§ Stated task
Find how many lines hold the word "selector" and give that number only.

══════

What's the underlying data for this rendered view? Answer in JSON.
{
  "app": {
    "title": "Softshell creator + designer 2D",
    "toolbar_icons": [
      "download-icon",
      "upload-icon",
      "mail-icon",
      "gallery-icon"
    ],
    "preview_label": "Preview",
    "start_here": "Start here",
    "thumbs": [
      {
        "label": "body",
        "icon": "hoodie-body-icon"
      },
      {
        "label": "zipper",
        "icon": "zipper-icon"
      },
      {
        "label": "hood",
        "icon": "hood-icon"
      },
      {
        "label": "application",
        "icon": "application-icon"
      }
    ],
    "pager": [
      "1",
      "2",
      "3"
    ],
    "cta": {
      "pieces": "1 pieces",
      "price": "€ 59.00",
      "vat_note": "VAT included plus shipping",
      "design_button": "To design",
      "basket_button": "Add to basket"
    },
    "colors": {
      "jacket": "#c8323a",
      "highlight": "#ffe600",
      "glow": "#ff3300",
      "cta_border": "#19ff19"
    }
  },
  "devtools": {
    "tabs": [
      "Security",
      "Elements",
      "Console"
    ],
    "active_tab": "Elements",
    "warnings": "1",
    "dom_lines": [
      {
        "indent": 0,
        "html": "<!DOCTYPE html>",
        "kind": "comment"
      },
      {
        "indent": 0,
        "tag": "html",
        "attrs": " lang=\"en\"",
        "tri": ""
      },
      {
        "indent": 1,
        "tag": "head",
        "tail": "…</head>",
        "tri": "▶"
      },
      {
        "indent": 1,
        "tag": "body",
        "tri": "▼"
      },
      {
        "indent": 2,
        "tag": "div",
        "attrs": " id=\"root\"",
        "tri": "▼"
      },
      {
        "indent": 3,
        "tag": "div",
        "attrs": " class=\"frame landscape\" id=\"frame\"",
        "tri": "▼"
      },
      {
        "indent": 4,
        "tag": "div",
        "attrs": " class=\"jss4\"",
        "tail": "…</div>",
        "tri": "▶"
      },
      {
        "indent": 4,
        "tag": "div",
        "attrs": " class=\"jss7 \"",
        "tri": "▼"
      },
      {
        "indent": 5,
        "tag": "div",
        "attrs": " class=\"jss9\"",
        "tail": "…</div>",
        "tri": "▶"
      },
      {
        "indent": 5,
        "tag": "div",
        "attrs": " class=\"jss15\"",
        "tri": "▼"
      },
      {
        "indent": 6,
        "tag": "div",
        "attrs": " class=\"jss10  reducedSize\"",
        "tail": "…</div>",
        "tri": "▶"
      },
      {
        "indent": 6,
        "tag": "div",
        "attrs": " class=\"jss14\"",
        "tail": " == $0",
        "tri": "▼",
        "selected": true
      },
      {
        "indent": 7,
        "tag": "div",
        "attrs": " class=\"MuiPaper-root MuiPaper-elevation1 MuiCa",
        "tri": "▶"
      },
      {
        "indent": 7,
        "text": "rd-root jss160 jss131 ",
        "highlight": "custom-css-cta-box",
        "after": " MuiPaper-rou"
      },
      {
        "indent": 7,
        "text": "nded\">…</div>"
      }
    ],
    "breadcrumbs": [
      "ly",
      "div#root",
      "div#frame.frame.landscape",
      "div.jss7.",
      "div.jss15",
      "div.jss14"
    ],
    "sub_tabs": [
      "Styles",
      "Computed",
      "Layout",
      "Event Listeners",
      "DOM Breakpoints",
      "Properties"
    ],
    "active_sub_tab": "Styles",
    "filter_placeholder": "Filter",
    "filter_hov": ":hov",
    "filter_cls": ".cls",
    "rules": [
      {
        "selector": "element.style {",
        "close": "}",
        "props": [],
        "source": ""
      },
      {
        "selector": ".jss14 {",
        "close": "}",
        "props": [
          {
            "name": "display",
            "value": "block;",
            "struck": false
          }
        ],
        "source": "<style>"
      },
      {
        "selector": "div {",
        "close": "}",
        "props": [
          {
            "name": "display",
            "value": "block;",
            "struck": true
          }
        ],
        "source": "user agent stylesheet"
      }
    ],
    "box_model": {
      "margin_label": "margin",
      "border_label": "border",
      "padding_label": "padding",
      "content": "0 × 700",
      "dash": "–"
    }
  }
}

══════

§ In response
3